— START —

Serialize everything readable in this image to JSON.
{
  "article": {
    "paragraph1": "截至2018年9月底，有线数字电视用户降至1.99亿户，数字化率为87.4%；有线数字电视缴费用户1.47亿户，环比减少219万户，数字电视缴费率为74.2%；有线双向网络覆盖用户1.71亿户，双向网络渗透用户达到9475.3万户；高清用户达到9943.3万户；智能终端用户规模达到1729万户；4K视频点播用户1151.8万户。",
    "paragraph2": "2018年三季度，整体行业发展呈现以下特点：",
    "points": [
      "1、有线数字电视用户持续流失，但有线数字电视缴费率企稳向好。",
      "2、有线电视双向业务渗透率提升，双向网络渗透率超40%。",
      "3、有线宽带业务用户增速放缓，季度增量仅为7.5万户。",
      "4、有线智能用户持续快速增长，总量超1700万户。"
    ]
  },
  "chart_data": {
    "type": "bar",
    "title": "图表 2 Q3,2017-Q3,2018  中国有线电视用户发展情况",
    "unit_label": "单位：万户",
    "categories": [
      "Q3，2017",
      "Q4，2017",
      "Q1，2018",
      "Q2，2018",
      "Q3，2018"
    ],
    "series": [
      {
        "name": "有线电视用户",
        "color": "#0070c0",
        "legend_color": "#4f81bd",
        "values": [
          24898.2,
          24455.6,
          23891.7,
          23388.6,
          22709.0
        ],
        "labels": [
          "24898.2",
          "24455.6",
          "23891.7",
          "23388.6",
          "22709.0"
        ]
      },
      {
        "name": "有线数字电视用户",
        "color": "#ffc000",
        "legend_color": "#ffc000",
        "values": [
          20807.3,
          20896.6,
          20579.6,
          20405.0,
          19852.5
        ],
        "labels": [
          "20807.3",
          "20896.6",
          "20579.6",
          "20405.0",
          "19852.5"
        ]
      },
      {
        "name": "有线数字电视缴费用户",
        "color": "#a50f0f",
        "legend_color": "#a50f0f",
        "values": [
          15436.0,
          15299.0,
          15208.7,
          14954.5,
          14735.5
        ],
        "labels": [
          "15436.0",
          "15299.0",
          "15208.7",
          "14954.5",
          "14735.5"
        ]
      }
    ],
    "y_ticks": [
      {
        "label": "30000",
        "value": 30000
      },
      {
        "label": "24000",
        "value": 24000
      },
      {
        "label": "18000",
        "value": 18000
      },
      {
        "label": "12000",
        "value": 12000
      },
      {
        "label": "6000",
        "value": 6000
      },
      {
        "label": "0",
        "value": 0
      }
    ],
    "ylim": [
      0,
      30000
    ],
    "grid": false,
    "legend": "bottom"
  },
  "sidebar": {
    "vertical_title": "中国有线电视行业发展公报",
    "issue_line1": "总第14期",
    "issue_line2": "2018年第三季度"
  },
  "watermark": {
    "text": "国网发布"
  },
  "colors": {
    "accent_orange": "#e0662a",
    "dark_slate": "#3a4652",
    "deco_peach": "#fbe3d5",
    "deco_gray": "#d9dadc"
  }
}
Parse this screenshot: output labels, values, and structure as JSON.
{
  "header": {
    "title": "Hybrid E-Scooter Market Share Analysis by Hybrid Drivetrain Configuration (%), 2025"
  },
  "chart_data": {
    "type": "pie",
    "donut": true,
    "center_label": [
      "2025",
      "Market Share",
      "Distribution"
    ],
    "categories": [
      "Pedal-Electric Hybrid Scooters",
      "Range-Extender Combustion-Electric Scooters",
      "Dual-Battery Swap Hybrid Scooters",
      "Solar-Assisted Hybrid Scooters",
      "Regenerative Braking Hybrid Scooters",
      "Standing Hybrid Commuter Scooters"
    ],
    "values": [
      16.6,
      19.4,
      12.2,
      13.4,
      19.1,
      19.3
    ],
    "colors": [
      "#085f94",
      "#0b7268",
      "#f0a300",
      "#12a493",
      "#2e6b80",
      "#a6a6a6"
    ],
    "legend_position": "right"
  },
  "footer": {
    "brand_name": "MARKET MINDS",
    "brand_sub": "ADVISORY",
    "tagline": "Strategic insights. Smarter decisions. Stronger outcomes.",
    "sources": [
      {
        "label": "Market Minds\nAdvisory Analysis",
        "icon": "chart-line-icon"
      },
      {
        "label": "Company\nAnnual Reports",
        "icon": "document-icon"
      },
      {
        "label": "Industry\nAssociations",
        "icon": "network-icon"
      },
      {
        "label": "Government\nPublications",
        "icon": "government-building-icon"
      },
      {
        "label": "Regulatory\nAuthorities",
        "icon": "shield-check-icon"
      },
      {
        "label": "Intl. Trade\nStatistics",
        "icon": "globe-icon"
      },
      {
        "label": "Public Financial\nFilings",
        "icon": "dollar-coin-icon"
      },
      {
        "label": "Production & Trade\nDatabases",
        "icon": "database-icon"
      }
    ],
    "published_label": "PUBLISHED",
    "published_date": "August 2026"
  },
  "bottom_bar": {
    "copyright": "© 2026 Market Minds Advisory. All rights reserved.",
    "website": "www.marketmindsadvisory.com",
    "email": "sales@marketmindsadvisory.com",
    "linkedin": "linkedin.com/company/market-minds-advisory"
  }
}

— END —

• [Stated goal]: Each line containing the word "Scooters" counts once; report the total alone.

• [Worked solution]: 6